◆ Extracted material:

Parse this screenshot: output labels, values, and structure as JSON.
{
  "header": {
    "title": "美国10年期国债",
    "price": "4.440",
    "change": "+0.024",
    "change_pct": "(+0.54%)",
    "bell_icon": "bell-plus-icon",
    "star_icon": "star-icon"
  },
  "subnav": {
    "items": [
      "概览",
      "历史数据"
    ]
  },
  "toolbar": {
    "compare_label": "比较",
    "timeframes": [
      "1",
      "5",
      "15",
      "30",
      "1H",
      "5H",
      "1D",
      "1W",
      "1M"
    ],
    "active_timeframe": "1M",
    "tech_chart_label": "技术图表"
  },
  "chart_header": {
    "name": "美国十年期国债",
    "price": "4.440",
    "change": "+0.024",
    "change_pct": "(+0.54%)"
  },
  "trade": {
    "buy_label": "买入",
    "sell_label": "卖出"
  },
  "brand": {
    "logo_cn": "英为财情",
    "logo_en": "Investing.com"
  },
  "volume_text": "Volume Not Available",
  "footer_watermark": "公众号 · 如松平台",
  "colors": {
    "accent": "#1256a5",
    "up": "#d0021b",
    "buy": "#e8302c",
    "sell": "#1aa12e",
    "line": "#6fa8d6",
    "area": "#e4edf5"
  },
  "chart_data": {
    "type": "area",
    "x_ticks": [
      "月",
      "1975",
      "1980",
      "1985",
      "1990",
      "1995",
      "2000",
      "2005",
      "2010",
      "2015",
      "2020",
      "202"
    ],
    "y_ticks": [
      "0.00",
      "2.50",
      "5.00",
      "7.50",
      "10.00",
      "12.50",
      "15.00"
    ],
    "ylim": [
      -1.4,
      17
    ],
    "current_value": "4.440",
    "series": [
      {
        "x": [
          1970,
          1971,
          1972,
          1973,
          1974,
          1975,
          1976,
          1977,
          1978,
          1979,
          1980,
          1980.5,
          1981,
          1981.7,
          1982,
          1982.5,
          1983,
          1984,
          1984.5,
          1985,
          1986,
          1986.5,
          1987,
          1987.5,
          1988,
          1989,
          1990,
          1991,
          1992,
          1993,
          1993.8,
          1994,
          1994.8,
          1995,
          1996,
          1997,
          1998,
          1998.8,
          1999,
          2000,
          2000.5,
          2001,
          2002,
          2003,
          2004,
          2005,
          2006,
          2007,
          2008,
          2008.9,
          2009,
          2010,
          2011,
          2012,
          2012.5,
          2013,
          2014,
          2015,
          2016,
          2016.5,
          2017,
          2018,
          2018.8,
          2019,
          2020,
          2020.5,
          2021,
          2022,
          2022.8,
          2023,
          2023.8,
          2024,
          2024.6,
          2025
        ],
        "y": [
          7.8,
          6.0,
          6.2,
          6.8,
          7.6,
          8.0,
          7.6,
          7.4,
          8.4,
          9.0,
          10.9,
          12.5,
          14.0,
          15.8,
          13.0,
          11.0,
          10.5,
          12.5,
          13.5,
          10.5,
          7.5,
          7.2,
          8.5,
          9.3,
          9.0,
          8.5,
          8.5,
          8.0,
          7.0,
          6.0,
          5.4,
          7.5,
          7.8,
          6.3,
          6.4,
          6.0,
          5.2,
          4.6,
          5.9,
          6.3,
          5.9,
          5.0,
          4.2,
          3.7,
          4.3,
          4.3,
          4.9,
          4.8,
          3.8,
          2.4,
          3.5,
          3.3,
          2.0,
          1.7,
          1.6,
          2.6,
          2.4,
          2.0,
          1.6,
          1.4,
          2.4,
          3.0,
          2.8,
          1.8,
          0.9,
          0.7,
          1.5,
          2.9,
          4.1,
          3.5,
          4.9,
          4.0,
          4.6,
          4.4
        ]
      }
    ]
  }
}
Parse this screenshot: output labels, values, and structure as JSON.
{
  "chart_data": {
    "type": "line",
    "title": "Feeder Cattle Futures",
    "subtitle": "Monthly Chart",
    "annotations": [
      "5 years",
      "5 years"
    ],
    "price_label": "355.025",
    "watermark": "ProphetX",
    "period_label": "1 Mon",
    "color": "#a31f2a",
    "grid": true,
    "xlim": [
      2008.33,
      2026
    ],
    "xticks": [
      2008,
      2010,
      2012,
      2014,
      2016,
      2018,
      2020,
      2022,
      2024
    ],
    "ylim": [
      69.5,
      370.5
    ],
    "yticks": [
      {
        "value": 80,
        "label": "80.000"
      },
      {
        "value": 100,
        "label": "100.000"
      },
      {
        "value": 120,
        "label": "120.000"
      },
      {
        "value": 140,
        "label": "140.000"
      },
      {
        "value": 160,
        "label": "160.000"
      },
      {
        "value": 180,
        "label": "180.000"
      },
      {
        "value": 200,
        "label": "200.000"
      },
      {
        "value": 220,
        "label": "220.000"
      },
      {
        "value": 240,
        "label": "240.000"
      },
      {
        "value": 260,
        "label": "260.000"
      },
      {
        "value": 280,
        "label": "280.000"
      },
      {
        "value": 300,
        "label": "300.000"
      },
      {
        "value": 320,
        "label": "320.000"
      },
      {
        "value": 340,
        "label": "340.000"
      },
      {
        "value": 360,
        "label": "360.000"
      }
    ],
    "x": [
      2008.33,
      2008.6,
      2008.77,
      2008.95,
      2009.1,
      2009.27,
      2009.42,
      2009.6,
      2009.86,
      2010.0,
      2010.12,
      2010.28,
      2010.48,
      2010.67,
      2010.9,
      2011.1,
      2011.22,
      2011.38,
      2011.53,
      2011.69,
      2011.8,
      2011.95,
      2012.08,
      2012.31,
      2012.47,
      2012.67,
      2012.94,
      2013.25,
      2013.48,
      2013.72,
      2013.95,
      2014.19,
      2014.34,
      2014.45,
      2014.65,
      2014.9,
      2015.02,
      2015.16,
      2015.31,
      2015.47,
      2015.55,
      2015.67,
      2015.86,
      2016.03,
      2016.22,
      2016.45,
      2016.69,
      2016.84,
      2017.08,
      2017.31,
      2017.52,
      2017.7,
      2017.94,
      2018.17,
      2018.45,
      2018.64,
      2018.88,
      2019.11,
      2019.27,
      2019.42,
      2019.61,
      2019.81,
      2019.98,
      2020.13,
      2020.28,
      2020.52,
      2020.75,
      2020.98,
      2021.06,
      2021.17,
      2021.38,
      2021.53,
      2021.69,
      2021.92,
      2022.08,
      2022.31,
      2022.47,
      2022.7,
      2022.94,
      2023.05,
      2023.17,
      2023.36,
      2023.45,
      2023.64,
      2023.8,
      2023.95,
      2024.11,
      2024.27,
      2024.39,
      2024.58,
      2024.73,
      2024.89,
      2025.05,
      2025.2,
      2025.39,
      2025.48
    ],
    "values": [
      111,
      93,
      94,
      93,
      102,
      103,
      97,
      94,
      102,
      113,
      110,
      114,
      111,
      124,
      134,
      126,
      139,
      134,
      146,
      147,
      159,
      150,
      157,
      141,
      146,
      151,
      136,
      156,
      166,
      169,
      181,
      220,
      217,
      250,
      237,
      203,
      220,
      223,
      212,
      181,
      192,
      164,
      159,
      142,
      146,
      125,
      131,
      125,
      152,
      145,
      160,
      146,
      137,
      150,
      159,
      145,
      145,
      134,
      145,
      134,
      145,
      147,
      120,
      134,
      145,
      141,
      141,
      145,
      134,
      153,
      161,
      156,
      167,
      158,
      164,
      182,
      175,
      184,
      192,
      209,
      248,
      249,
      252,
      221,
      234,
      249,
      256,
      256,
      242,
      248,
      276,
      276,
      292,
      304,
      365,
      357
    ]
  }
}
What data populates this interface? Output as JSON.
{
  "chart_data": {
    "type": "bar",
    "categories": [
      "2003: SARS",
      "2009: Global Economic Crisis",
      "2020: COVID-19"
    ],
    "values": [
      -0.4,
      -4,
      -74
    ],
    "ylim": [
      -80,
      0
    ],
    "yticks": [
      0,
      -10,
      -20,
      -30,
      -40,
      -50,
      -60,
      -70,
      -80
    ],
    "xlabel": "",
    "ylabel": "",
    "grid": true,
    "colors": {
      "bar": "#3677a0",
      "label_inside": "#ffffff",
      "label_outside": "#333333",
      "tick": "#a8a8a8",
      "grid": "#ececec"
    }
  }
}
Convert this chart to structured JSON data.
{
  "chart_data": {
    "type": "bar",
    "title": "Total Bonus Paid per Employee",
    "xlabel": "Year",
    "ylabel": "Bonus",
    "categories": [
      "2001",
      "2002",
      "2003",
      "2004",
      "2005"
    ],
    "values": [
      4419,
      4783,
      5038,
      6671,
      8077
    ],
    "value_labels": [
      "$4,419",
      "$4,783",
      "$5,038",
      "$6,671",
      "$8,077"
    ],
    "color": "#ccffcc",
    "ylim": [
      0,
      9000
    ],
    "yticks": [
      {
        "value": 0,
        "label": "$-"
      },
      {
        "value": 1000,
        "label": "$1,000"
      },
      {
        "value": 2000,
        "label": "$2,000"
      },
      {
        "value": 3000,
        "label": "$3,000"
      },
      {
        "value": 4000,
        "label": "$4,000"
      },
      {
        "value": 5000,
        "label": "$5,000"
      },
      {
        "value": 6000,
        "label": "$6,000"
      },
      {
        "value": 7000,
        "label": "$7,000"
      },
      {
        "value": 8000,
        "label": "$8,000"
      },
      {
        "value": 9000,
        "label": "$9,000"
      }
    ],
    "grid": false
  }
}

◆ Problem requirements:
Scan the records above and report how many lines include the word "JSON", without any other text.

◆ Exercise output:
4